__RECORDED INFORMATION__:
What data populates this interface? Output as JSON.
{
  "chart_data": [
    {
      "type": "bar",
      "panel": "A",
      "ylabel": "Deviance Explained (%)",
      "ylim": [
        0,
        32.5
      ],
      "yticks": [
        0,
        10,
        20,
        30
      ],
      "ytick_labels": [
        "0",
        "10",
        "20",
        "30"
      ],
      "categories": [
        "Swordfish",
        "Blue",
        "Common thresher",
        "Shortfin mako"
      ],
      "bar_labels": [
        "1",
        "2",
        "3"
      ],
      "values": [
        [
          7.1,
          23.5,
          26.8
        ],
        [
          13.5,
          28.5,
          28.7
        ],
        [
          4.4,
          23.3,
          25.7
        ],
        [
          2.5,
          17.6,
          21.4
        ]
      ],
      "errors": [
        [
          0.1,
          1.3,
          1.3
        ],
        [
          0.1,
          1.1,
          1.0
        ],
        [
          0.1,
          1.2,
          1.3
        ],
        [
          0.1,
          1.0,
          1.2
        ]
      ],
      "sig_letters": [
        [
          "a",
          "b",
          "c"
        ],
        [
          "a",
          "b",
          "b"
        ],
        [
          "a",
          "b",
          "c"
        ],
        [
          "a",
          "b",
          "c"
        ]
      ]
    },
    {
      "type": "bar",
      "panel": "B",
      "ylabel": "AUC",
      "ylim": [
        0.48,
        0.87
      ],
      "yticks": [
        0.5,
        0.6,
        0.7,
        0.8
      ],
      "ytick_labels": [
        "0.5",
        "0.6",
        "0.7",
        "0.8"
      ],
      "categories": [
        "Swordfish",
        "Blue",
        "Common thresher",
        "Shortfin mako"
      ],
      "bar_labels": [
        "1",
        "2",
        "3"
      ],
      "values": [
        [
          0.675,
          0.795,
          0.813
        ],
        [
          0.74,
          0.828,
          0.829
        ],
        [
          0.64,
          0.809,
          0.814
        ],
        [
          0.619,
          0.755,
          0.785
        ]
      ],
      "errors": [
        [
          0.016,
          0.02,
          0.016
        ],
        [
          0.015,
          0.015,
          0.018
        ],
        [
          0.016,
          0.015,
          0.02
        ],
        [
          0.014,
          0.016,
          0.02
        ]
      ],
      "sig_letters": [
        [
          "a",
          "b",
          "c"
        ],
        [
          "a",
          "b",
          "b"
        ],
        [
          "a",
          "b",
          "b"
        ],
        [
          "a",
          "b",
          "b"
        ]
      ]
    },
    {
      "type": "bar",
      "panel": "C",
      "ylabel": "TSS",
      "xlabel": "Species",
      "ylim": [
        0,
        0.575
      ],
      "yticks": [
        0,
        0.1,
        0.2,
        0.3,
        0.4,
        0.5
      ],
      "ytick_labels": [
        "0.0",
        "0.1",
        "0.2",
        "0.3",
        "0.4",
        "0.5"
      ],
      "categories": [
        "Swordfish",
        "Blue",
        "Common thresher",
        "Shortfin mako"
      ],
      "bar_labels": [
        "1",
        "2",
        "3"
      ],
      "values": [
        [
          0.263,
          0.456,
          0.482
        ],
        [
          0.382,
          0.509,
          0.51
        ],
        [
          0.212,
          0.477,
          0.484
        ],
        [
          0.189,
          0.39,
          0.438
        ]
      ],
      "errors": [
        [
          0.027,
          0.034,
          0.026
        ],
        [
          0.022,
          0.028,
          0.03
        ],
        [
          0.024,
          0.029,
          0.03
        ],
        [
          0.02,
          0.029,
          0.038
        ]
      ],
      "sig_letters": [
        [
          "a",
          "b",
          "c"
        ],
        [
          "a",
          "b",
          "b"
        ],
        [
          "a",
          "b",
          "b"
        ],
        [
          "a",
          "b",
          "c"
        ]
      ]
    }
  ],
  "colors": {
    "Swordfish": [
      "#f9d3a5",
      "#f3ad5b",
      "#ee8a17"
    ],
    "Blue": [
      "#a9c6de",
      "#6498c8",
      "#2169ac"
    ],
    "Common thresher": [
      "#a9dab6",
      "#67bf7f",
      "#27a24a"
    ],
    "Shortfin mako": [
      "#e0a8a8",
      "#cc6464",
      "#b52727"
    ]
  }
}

__SHORT TASK__:
Scan the material above. Extract every line in which the word "ylabel" occurs.

__EXPECTED ANSWER__:
      "ylabel": "Deviance Explained (%)",
      "ylabel": "AUC",
      "ylabel": "TSS",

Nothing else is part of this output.